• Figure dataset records
++++++++++++++++++++

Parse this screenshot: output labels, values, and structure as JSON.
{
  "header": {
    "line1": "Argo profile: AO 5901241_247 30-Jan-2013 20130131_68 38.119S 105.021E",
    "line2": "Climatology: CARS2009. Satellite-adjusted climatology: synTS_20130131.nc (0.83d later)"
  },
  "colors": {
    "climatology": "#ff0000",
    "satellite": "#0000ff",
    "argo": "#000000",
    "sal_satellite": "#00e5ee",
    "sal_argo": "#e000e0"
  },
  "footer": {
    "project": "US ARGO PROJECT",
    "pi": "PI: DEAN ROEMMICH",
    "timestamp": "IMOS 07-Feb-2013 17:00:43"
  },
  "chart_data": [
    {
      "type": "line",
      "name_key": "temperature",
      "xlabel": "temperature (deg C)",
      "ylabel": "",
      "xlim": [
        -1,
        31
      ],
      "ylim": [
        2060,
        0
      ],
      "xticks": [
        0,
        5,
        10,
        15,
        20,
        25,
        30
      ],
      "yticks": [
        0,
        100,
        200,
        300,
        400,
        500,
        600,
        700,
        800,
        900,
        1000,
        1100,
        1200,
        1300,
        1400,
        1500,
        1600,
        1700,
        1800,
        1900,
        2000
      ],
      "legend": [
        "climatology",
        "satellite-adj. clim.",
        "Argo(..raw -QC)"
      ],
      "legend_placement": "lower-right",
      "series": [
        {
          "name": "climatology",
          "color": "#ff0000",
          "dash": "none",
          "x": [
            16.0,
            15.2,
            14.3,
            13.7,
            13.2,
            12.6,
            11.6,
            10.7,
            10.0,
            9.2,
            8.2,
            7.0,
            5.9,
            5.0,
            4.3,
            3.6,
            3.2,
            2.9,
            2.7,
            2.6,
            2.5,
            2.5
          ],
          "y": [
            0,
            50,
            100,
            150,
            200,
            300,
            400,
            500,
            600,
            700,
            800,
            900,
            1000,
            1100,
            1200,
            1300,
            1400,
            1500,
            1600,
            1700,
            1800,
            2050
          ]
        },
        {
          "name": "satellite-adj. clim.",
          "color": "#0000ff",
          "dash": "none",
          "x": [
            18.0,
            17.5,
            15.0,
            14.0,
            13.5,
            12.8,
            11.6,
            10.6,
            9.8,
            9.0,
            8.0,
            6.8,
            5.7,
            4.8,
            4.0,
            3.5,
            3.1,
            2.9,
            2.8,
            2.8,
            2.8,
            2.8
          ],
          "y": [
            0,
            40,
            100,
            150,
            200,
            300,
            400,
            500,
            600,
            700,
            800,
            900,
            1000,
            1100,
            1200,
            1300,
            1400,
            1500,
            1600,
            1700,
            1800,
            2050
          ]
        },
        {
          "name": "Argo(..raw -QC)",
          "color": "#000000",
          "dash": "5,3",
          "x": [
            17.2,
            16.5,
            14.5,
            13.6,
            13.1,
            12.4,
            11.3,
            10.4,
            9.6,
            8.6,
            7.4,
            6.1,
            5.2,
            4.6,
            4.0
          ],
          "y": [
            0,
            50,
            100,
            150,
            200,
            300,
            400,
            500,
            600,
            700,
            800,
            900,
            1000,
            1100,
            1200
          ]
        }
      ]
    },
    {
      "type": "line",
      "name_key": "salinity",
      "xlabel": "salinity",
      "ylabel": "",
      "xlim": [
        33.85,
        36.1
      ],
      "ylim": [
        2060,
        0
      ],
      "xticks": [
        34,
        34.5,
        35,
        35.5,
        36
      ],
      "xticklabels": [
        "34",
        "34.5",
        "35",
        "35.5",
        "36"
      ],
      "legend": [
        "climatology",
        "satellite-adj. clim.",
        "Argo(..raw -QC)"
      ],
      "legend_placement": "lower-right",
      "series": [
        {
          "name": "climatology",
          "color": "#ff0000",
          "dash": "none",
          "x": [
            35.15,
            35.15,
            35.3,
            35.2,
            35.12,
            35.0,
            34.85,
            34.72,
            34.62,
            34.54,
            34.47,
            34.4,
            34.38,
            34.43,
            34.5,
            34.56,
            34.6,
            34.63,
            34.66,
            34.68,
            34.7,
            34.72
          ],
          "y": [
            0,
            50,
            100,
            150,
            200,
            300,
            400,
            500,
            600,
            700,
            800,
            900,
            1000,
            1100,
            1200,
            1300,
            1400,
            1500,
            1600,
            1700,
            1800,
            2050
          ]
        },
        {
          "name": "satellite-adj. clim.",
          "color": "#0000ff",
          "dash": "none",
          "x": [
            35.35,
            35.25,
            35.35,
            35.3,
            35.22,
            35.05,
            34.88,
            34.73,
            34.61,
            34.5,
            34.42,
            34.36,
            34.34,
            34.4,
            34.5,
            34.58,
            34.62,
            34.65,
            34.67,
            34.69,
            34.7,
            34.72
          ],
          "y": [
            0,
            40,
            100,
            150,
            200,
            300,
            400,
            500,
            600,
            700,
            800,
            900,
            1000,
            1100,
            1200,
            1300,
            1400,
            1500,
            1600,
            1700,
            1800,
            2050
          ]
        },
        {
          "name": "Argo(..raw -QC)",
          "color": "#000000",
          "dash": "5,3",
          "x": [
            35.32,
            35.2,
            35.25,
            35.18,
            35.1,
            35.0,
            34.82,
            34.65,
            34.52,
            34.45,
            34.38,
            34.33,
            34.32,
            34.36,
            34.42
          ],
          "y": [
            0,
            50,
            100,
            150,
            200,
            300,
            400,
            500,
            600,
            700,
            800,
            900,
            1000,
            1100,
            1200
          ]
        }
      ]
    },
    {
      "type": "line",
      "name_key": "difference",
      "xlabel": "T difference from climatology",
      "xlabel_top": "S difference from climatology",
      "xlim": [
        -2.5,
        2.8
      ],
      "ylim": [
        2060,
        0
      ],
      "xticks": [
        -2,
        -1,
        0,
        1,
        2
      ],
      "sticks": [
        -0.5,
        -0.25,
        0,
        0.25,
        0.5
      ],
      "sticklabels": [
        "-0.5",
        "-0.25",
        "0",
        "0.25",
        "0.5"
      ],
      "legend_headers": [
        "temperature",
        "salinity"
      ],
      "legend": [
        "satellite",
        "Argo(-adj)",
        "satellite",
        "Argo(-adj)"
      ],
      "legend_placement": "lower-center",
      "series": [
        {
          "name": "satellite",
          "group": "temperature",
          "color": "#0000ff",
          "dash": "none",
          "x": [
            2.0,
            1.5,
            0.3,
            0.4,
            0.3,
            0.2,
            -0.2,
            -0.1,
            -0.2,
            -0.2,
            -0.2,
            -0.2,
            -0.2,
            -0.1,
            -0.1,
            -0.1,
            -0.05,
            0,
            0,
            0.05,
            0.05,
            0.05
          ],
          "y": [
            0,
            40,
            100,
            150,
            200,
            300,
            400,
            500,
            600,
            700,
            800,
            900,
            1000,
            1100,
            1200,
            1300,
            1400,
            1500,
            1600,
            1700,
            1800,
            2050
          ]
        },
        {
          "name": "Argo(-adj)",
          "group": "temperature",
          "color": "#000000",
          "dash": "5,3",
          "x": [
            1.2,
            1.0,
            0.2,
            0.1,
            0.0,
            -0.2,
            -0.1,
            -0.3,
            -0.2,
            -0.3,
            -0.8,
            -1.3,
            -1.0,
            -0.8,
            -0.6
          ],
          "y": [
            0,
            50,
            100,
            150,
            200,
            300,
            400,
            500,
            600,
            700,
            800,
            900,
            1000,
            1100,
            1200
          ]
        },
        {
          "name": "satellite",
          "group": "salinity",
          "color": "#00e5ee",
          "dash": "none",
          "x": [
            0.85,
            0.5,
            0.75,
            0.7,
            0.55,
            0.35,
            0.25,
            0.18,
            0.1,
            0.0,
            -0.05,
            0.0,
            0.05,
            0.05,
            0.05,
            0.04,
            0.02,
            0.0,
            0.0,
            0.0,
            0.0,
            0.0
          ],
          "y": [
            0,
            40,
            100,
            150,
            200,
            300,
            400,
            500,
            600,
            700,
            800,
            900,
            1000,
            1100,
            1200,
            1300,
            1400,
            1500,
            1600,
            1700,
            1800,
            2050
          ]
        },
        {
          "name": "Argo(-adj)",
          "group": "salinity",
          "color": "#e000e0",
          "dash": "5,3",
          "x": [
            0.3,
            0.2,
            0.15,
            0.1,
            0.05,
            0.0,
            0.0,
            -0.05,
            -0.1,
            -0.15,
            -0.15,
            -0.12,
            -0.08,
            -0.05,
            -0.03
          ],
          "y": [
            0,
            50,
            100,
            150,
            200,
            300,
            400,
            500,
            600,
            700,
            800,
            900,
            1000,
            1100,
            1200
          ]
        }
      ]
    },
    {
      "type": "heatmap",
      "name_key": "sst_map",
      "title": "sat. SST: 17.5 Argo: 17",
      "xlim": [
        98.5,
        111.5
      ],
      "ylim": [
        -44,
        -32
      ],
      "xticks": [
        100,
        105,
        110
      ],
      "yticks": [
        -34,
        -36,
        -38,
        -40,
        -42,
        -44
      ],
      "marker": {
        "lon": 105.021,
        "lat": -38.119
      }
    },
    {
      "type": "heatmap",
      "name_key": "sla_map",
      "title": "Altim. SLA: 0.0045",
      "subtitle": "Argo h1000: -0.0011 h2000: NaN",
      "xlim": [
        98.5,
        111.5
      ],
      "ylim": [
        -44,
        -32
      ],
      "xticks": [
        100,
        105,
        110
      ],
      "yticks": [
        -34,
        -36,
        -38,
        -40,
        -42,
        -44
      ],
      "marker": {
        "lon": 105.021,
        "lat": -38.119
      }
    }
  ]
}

++++++++++++++++++++

• Exercise
Sift the material for lines with the string "climatology". Copy each one found.

• Worked solution
    "line2": "Climatology: CARS2009. Satellite-adjusted climatology: synTS_20130131.nc (0.83d later)"
    "climatology": "#ff0000",
        "climatology",
          "name": "climatology",
        "climatology",
          "name": "climatology",
      "xlabel": "T difference from climatology",
      "xlabel_top": "S difference from climatology",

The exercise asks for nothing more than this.